Ejercicios propuestos:
(a) En el fragmento sobre el restaurante El mural de los poblanos, ¿de qué antiguo edificio ocupa parte el local?
(b) Prosigue el fragmento sobre el restaurante El mural de los poblanos a partir de su última oración.

Fragmento:
********************

El mural de los poblanos (vuelvo a México) es como la sacristía del chile en nogada. Porque ocupa parte de los que fue el palacio episcopal de Puebla –lo que fueron los jardines-. Desde el balcón del privado en que nos han ubicado –gracias a los amigos (hermanos) Lupita y Henry-, el “capitán” (“maître”) me platica sobre el restaurante, que más allá de su fama genérica, se enorgullece de trabajar bajo el lema inflexible del comercio justo y local, de promocionar el vino mexicano, de fomentar el mezcal. Por cierto: aunque todavía no es oficial, Puebla va a formar parte de la DO del mezcal. Tremenda injusticia hasta ahora que Oaxaca ocupara en exclusiva una denominación que también pertenece a Puebla, por geografía, tradición… y calidad. “Well done”, Irving.

********************

Listado de entradas:
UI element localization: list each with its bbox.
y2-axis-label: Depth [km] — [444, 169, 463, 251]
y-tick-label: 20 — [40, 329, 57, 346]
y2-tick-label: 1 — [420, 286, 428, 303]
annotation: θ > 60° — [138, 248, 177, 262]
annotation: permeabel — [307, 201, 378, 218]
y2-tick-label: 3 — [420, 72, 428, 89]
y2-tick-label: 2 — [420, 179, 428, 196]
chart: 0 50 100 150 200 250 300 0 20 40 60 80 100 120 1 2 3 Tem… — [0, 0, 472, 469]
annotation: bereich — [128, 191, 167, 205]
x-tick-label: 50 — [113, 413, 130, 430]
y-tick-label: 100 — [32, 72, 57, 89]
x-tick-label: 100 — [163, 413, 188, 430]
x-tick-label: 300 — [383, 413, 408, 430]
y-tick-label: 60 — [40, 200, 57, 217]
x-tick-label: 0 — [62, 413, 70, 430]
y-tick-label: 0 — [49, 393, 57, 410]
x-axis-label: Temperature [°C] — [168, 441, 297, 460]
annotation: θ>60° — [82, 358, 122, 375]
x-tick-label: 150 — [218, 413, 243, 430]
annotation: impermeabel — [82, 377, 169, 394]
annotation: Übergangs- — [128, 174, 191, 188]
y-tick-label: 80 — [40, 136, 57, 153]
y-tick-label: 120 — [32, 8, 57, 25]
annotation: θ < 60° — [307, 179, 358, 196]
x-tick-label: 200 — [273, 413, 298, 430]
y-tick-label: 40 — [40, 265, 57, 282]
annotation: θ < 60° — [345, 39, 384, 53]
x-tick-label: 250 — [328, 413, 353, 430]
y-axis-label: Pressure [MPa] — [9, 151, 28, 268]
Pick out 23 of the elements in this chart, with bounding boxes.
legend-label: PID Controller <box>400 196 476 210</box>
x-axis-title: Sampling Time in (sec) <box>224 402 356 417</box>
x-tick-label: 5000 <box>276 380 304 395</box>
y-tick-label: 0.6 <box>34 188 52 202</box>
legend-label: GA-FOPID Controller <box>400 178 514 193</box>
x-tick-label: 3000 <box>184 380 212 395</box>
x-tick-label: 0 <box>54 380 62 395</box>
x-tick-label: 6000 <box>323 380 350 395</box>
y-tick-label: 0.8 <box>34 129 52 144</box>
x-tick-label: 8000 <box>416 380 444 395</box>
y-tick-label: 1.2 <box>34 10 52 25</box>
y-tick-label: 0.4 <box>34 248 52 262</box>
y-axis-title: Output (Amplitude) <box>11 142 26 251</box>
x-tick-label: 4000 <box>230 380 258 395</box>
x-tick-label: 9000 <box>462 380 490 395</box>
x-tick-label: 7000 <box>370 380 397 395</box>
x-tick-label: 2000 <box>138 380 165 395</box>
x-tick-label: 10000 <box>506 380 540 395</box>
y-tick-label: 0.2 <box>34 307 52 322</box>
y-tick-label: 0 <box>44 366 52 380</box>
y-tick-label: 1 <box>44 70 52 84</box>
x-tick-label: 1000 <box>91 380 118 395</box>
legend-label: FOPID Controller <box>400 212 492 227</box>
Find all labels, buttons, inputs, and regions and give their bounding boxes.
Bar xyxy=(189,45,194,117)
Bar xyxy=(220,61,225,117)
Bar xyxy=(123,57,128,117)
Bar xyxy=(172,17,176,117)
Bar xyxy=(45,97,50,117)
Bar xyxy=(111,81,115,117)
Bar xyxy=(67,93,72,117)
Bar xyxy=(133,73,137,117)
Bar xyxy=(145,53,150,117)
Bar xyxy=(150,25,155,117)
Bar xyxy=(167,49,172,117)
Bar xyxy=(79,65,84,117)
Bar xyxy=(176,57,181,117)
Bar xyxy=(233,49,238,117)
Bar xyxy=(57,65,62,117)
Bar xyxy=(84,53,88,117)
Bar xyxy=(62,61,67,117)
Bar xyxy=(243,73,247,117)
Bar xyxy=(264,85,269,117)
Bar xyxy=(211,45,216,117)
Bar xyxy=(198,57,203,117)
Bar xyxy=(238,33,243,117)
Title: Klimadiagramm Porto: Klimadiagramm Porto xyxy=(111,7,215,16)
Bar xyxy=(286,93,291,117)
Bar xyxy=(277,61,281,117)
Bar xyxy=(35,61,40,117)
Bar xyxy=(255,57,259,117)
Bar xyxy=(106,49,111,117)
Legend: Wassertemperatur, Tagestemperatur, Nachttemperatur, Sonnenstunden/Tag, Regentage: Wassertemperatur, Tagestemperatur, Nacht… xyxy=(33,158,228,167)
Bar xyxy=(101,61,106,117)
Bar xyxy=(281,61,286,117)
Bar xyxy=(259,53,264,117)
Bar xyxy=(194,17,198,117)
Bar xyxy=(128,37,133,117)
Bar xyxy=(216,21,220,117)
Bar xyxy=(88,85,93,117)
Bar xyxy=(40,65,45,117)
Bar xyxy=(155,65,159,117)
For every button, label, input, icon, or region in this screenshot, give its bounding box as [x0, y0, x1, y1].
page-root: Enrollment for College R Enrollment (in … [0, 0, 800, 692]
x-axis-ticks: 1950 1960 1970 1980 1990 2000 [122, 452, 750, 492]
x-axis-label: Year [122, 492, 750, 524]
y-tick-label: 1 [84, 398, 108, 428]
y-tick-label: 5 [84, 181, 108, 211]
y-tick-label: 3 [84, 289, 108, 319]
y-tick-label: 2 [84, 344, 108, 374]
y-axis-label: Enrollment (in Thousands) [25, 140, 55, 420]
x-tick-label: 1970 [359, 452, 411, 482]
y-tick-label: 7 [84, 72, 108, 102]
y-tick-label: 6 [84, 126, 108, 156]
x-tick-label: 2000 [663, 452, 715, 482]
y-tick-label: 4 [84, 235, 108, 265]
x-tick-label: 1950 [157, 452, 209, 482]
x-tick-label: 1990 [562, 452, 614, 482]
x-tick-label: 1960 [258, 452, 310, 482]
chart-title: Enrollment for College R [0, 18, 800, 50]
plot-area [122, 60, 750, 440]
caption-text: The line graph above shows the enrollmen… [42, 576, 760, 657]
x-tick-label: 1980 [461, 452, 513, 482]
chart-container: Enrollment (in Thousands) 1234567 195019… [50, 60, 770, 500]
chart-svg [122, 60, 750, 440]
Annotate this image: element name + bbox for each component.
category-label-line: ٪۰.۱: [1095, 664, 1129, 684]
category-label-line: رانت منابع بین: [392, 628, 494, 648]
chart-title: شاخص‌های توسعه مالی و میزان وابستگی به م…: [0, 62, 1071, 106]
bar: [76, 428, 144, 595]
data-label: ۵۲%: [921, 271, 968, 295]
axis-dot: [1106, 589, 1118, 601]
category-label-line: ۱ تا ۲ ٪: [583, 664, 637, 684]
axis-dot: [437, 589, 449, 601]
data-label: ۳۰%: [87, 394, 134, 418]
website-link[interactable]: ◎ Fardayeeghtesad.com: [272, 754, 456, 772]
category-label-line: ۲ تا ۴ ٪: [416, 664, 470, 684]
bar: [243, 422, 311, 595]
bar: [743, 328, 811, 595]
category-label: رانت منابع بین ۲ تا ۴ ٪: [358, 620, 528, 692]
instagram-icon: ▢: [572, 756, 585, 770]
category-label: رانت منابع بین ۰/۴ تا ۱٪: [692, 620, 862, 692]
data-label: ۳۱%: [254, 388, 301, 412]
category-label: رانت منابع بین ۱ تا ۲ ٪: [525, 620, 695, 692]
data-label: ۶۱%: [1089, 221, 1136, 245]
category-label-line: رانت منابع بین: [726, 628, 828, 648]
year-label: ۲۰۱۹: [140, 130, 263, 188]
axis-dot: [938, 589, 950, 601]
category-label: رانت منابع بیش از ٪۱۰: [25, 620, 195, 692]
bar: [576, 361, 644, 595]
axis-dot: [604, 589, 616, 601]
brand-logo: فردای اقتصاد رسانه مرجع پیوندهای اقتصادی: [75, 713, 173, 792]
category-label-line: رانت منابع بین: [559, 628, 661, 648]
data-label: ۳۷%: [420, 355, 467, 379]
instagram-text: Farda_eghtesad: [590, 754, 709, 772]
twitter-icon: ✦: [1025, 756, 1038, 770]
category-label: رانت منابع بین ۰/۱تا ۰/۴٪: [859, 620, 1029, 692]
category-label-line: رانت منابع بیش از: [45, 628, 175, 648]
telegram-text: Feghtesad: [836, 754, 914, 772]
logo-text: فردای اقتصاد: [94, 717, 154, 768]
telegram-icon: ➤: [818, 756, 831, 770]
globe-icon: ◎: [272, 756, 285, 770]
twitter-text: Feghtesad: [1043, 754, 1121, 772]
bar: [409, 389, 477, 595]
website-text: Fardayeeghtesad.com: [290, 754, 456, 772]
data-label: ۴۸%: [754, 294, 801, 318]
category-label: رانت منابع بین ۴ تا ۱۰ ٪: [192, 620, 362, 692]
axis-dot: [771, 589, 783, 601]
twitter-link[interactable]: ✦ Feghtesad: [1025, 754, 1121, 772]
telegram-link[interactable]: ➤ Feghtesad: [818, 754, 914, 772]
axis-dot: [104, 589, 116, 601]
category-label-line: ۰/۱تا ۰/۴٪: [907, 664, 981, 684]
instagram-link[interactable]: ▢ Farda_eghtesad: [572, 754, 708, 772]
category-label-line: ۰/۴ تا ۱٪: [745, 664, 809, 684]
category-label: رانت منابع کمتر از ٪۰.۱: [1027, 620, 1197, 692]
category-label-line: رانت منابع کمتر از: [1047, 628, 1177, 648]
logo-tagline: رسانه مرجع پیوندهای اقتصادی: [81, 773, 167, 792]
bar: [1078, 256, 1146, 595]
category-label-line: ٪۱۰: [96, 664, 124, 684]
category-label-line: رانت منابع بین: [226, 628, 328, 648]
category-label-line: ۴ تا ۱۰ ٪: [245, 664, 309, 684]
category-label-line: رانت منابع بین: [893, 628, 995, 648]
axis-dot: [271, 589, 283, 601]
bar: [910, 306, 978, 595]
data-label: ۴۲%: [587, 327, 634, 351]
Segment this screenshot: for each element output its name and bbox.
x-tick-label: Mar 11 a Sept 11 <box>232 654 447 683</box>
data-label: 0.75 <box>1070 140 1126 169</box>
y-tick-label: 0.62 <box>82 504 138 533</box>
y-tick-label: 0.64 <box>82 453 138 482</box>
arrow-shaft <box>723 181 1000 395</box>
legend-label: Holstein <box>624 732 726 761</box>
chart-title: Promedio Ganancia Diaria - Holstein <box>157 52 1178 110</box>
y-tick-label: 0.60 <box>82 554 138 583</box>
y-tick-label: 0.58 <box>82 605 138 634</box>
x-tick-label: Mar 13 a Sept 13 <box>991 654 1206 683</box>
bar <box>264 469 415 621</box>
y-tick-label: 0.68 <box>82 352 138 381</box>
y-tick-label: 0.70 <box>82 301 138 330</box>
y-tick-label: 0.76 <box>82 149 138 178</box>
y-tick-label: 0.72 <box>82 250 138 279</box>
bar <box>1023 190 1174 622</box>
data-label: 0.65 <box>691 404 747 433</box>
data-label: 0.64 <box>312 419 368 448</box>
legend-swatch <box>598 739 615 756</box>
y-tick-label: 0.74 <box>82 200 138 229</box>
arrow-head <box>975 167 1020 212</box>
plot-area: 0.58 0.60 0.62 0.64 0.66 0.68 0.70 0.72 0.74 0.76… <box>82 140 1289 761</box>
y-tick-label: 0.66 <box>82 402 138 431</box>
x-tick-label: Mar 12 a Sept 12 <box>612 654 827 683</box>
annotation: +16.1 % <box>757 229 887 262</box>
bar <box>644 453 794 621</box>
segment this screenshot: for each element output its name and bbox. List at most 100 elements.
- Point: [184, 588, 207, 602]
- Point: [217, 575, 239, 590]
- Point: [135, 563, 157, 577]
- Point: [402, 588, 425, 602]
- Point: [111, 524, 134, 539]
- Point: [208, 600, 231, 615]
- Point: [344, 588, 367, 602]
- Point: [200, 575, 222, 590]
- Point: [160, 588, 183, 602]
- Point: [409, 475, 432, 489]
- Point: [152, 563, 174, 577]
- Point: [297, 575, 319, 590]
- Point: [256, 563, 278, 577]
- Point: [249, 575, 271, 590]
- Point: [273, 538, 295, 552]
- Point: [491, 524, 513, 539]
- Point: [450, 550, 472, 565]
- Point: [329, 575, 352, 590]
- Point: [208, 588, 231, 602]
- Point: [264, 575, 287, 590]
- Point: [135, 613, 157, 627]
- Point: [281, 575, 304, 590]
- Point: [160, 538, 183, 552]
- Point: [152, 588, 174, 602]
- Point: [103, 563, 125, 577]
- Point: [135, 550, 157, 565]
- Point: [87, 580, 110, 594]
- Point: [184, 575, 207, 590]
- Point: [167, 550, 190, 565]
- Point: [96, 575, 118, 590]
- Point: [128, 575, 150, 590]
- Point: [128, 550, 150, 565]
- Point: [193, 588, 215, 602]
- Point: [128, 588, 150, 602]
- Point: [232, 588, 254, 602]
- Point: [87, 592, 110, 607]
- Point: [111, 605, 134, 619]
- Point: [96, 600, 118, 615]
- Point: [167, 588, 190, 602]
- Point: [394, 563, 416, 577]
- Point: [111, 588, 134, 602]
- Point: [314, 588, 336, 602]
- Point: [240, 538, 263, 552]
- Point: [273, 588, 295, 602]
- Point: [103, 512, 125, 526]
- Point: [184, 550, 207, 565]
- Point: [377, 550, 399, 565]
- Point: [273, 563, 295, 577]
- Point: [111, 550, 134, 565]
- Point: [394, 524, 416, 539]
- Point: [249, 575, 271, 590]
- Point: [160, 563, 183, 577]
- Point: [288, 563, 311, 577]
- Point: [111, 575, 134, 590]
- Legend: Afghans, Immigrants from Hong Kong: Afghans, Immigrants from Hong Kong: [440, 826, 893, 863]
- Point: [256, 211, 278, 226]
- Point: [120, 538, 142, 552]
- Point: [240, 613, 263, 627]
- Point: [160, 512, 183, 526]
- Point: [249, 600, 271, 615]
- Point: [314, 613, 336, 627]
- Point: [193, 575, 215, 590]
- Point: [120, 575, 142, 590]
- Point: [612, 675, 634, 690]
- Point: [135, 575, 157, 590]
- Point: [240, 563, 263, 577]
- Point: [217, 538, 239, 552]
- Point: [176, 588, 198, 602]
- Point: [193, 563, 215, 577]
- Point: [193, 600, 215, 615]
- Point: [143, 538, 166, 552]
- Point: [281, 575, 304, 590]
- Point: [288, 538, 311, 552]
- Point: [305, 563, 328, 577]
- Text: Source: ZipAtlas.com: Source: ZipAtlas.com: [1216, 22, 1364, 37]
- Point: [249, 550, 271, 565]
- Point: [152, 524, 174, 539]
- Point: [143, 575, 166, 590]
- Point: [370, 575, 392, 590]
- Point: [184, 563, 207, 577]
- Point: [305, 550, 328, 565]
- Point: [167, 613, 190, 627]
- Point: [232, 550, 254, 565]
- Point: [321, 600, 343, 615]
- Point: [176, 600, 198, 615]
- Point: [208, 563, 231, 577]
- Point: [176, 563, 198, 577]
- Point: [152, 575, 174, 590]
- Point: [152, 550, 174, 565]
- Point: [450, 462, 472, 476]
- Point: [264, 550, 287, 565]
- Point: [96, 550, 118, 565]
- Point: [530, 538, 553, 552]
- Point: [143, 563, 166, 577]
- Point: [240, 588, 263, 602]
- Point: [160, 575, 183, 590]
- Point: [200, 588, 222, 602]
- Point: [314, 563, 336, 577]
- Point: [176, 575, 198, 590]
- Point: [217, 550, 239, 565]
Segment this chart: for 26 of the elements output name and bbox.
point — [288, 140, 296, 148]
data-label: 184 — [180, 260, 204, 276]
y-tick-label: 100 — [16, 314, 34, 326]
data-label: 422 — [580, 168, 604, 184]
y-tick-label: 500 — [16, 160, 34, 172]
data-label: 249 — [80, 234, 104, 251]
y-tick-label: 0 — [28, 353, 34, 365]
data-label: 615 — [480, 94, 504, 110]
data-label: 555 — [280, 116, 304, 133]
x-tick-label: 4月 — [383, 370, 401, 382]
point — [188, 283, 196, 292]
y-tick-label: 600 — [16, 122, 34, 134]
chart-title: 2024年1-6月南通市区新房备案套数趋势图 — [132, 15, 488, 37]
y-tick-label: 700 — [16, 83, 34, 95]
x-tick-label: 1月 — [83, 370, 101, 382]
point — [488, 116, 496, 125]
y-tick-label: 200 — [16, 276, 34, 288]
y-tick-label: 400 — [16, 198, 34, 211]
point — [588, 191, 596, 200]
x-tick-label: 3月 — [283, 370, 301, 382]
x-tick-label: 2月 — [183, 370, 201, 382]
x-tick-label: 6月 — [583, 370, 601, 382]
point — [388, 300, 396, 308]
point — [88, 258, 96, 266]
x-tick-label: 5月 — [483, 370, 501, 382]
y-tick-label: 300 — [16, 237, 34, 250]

********************

Respuestas:
(a) Ocupa parte de lo que fue el palacio episcopal de Puebla, en la zona de sus antiguos jardines.

(b)
Liz Galicia, poblana, chef del restaurante, está ya en tensión. Molante tu tinga de pollo, Liz. Las chalupas, hechas a mano, “bien sûr”, vienen en verde y rojo. Con carne deshebrada de falda de res. Luego llega la sopa de frijol con chicharrón crujiente y tropezones de aguacate, queso fresco y chile chipotle. ¿Y los tacos de chicharrón prensado? Taco sudado, güeys, dentro del tamal. Todo oropel (es broma), sin embargo, ante el gran momento: chile en nogada. Aquí lo hacen finamente capeado, con presencia cierta del jerez, intenso, acentuado. Más y más ¿Puede traer más nogada, señora? Es normal pedir más órdenes de salsa, no flipes conmigo.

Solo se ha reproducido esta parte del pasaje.